**What you should do:**
Skip the pictures and extract all of the lines exactly as written.

**Data to use:**
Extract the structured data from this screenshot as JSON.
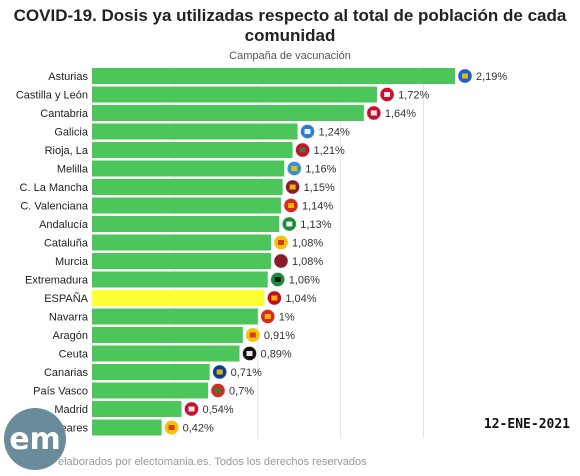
{
  "title": "COVID-19. Dosis ya utilizadas respecto al total de población de cada comunidad",
  "subtitle": "Campaña de vacunación",
  "date_stamp": "12-ENE-2021",
  "footer": "elaborados por electomania.es. Todos los derechos reservados",
  "logo_text": "em",
  "colors": {
    "bar": "#4cc55a",
    "highlight": "#ffff33",
    "grid": "#e3e3e3"
  },
  "chart_data": {
    "type": "bar",
    "orientation": "horizontal",
    "unit": "%",
    "categories": [
      "Asturias",
      "Castilla y León",
      "Cantabria",
      "Galicia",
      "Rioja, La",
      "Melilla",
      "C. La Mancha",
      "C. Valenciana",
      "Andalucía",
      "Cataluña",
      "Murcia",
      "Extremadura",
      "ESPAÑA",
      "Navarra",
      "Aragón",
      "Ceuta",
      "Canarias",
      "País Vasco",
      "Madrid",
      "Baleares"
    ],
    "values": [
      2.19,
      1.72,
      1.64,
      1.24,
      1.21,
      1.16,
      1.15,
      1.14,
      1.13,
      1.08,
      1.08,
      1.06,
      1.04,
      1,
      0.91,
      0.89,
      0.71,
      0.7,
      0.54,
      0.42
    ],
    "value_labels": [
      "2,19%",
      "1,72%",
      "1,64%",
      "1,24%",
      "1,21%",
      "1,16%",
      "1,15%",
      "1,14%",
      "1,13%",
      "1,08%",
      "1,08%",
      "1,06%",
      "1,04%",
      "1%",
      "0,91%",
      "0,89%",
      "0,71%",
      "0,7%",
      "0,54%",
      "0,42%"
    ],
    "highlight": "ESPAÑA",
    "xlim": [
      0,
      2.3
    ],
    "grid": true,
    "flag_colors": [
      [
        "#1a5fd0",
        "#f4c400"
      ],
      [
        "#c8102e",
        "#ffffff"
      ],
      [
        "#c8102e",
        "#ffffff"
      ],
      [
        "#2a7fd0",
        "#ffffff"
      ],
      [
        "#c8102e",
        "#2e8b3a"
      ],
      [
        "#3a8fd0",
        "#f4c400"
      ],
      [
        "#8b1a2a",
        "#f4c400"
      ],
      [
        "#d52b1e",
        "#f4c400"
      ],
      [
        "#1a8c3a",
        "#ffffff"
      ],
      [
        "#f4c400",
        "#d52b1e"
      ],
      [
        "#8b1a2a",
        "#8b1a2a"
      ],
      [
        "#1a8c3a",
        "#111111"
      ],
      [
        "#c60b1e",
        "#ffc400"
      ],
      [
        "#d52b1e",
        "#f4c400"
      ],
      [
        "#f4c400",
        "#d52b1e"
      ],
      [
        "#111111",
        "#ffffff"
      ],
      [
        "#0a3d8f",
        "#f4c400"
      ],
      [
        "#d52b1e",
        "#1a8c3a"
      ],
      [
        "#c8102e",
        "#ffffff"
      ],
      [
        "#f4c400",
        "#d52b1e"
      ]
    ]
  }
}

**Written answer:**
Extract the structured data from this screenshot as JSON.
{
  "title": "COVID-19. Dosis ya utilizadas respecto al total de población de cada comunidad",
  "subtitle": "Campaña de vacunación",
  "date_stamp": "12-ENE-2021",
  "footer": "elaborados por electomania.es. Todos los derechos reservados",
  "logo_text": "em",
  "colors": {
    "bar": "#4cc55a",
    "highlight": "#ffff33",
    "grid": "#e3e3e3"
  },
  "chart_data": {
    "type": "bar",
    "orientation": "horizontal",
    "unit": "%",
    "categories": [
      "Asturias",
      "Castilla y León",
      "Cantabria",
      "Galicia",
      "Rioja, La",
      "Melilla",
      "C. La Mancha",
      "C. Valenciana",
      "Andalucía",
      "Cataluña",
      "Murcia",
      "Extremadura",
      "ESPAÑA",
      "Navarra",
      "Aragón",
      "Ceuta",
      "Canarias",
      "País Vasco",
      "Madrid",
      "Baleares"
    ],
    "values": [
      2.19,
      1.72,
      1.64,
      1.24,
      1.21,
      1.16,
      1.15,
      1.14,
      1.13,
      1.08,
      1.08,
      1.06,
      1.04,
      1,
      0.91,
      0.89,
      0.71,
      0.7,
      0.54,
      0.42
    ],
    "value_labels": [
      "2,19%",
      "1,72%",
      "1,64%",
      "1,24%",
      "1,21%",
      "1,16%",
      "1,15%",
      "1,14%",
      "1,13%",
      "1,08%",
      "1,08%",
      "1,06%",
      "1,04%",
      "1%",
      "0,91%",
      "0,89%",
      "0,71%",
      "0,7%",
      "0,54%",
      "0,42%"
    ],
    "highlight": "ESPAÑA",
    "xlim": [
      0,
      2.3
    ],
    "grid": true,
    "flag_colors": [
      [
        "#1a5fd0",
        "#f4c400"
      ],
      [
        "#c8102e",
        "#ffffff"
      ],
      [
        "#c8102e",
        "#ffffff"
      ],
      [
        "#2a7fd0",
        "#ffffff"
      ],
      [
        "#c8102e",
        "#2e8b3a"
      ],
      [
        "#3a8fd0",
        "#f4c400"
      ],
      [
        "#8b1a2a",
        "#f4c400"
      ],
      [
        "#d52b1e",
        "#f4c400"
      ],
      [
        "#1a8c3a",
        "#ffffff"
      ],
      [
        "#f4c400",
        "#d52b1e"
      ],
      [
        "#8b1a2a",
        "#8b1a2a"
      ],
      [
        "#1a8c3a",
        "#111111"
      ],
      [
        "#c60b1e",
        "#ffc400"
      ],
      [
        "#d52b1e",
        "#f4c400"
      ],
      [
        "#f4c400",
        "#d52b1e"
      ],
      [
        "#111111",
        "#ffffff"
      ],
      [
        "#0a3d8f",
        "#f4c400"
      ],
      [
        "#d52b1e",
        "#1a8c3a"
      ],
      [
        "#c8102e",
        "#ffffff"
      ],
      [
        "#f4c400",
        "#d52b1e"
      ]
    ]
  }
}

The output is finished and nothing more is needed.